--- DATA SUPPLIED ---
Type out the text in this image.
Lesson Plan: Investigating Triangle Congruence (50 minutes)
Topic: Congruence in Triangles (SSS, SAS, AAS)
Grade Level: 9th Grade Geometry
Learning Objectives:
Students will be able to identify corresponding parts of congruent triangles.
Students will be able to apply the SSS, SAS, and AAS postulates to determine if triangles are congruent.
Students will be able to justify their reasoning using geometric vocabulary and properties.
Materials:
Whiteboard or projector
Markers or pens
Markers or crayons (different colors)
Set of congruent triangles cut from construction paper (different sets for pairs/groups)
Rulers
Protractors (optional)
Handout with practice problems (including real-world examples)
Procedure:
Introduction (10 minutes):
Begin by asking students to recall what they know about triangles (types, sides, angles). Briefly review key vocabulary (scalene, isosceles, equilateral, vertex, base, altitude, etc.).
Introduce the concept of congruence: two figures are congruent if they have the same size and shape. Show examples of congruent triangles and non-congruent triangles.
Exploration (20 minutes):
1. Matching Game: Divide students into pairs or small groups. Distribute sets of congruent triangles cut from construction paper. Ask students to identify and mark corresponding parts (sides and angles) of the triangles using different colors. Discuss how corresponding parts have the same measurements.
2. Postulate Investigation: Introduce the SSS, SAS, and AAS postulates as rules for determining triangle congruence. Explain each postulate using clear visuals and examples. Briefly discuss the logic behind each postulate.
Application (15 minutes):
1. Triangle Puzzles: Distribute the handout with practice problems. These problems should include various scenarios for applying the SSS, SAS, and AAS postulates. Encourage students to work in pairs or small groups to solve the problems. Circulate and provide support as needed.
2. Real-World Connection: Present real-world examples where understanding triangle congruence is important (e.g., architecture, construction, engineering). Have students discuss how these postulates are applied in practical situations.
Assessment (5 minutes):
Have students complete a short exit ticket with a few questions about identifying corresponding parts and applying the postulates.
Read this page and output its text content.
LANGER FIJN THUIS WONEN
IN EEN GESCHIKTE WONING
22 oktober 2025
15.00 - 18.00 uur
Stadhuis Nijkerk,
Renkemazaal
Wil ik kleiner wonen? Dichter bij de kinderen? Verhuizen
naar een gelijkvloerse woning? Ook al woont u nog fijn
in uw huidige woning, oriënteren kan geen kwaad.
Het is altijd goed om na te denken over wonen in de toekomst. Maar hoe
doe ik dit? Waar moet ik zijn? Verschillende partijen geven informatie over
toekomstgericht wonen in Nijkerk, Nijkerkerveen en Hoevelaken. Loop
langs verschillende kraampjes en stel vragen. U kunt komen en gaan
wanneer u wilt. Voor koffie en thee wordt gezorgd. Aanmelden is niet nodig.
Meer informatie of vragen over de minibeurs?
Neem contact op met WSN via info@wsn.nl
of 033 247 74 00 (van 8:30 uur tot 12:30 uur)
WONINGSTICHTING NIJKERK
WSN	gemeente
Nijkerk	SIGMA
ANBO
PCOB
---
● **PROBLEM**:
Your answer should be a single number: the count of lines in these records that hold the string "paper".

● **COMPLETE OUTPUT**:
2